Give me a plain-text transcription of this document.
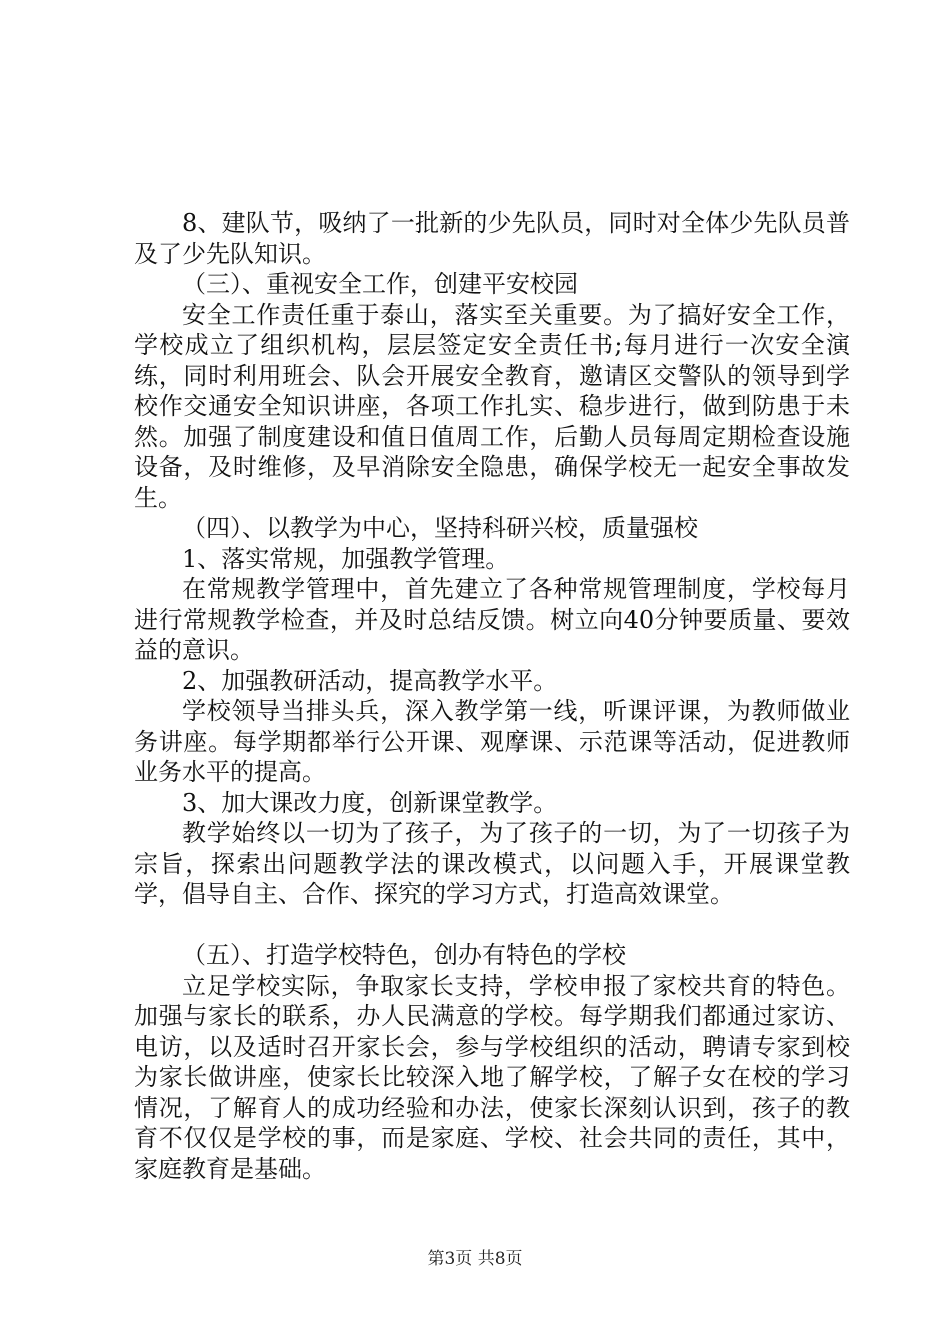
8、建队节，吸纳了一批新的少先队员，同时对全体少先队员普及了少先队知识。

（三）、重视安全工作，创建平安校园

安全工作责任重于泰山，落实至关重要。为了搞好安全工作，学校成立了组织机构，层层签定安全责任书;每月进行一次安全演练，同时利用班会、队会开展安全教育，邀请区交警队的领导到学校作交通安全知识讲座，各项工作扎实、稳步进行，做到防患于未然。加强了制度建设和值日值周工作，后勤人员每周定期检查设施设备，及时维修，及早消除安全隐患，确保学校无一起安全事故发生。

（四）、以教学为中心，坚持科研兴校，质量强校

1、落实常规，加强教学管理。

在常规教学管理中，首先建立了各种常规管理制度，学校每月进行常规教学检查，并及时总结反馈。树立向40分钟要质量、要效益的意识。

2、加强教研活动，提高教学水平。

学校领导当排头兵，深入教学第一线，听课评课，为教师做业务讲座。每学期都举行公开课、观摩课、示范课等活动，促进教师业务水平的提高。

3、加大课改力度，创新课堂教学。

教学始终以一切为了孩子，为了孩子的一切，为了一切孩子为宗旨，探索出问题教学法的课改模式，以问题入手，开展课堂教学，倡导自主、合作、探究的学习方式，打造高效课堂。

（五）、打造学校特色，创办有特色的学校

立足学校实际，争取家长支持，学校申报了家校共育的特色。加强与家长的联系，办人民满意的学校。每学期我们都通过家访、电访，以及适时召开家长会，参与学校组织的活动，聘请专家到校为家长做讲座，使家长比较深入地了解学校，了解子女在校的学习情况，了解育人的成功经验和办法，使家长深刻认识到，孩子的教育不仅仅是学校的事，而是家庭、学校、社会共同的责任，其中，家庭教育是基础。

第3页 共8页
________
- _Work to complete_: Set down the lines of the records above exactly, apart from the pictures.

- _The solution_:
Give me a plain-text transcription of this document.
8、建队节，吸纳了一批新的少先队员，同时对全体少先队员普及了少先队知识。

（三）、重视安全工作，创建平安校园

安全工作责任重于泰山，落实至关重要。为了搞好安全工作，学校成立了组织机构，层层签定安全责任书;每月进行一次安全演练，同时利用班会、队会开展安全教育，邀请区交警队的领导到学校作交通安全知识讲座，各项工作扎实、稳步进行，做到防患于未然。加强了制度建设和值日值周工作，后勤人员每周定期检查设施设备，及时维修，及早消除安全隐患，确保学校无一起安全事故发生。

（四）、以教学为中心，坚持科研兴校，质量强校

1、落实常规，加强教学管理。

在常规教学管理中，首先建立了各种常规管理制度，学校每月进行常规教学检查，并及时总结反馈。树立向40分钟要质量、要效益的意识。

2、加强教研活动，提高教学水平。

学校领导当排头兵，深入教学第一线，听课评课，为教师做业务讲座。每学期都举行公开课、观摩课、示范课等活动，促进教师业务水平的提高。

3、加大课改力度，创新课堂教学。

教学始终以一切为了孩子，为了孩子的一切，为了一切孩子为宗旨，探索出问题教学法的课改模式，以问题入手，开展课堂教学，倡导自主、合作、探究的学习方式，打造高效课堂。

（五）、打造学校特色，创办有特色的学校

立足学校实际，争取家长支持，学校申报了家校共育的特色。加强与家长的联系，办人民满意的学校。每学期我们都通过家访、电访，以及适时召开家长会，参与学校组织的活动，聘请专家到校为家长做讲座，使家长比较深入地了解学校，了解子女在校的学习情况，了解育人的成功经验和办法，使家长深刻认识到，孩子的教育不仅仅是学校的事，而是家庭、学校、社会共同的责任，其中，家庭教育是基础。

第3页 共8页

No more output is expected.